▸ **GIVEN RECORDS**:
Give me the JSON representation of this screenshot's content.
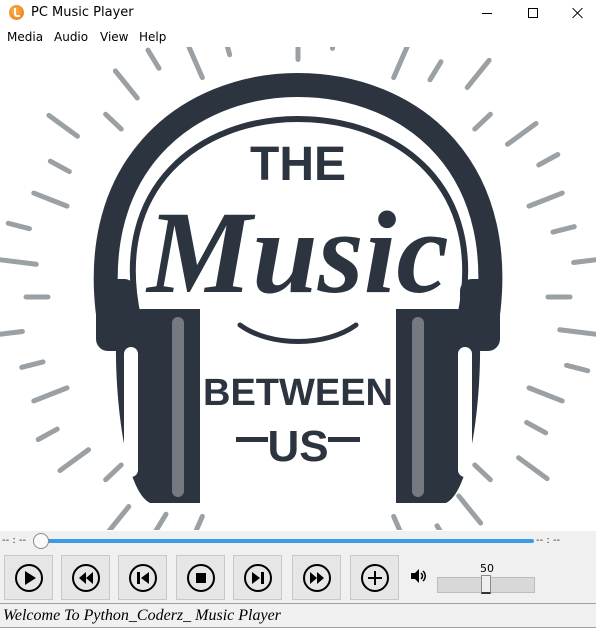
{
  "window": {
    "title": "PC Music Player"
  },
  "menu": {
    "items": [
      "Media",
      "Audio",
      "View",
      "Help"
    ]
  },
  "artwork": {
    "line1": "THE",
    "line2": "Music",
    "line3": "BETWEEN",
    "line4": "US",
    "ink_color": "#2c3440",
    "ray_color": "#9aa0a3"
  },
  "seek": {
    "elapsed": "-- : --",
    "remaining": "-- : --",
    "progress": 0,
    "accent": "#3c9be4"
  },
  "controls": {
    "buttons": [
      "play-icon",
      "rewind-icon",
      "previous-icon",
      "stop-icon",
      "next-icon",
      "fast-forward-icon",
      "add-icon"
    ]
  },
  "volume": {
    "value": "50",
    "level": 0.5,
    "icon": "speaker-icon"
  },
  "status": {
    "text": "Welcome To Python_Coderz_ Music Player"
  }
}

▸ **SHORT TASK**:
Identify every line above that includes the word "icon", and show those lines.

▸ **FULL OUTPUT**:
      "play-icon",
      "rewind-icon",
      "previous-icon",
      "stop-icon",
      "next-icon",
      "fast-forward-icon",
      "add-icon"
    "icon": "speaker-icon"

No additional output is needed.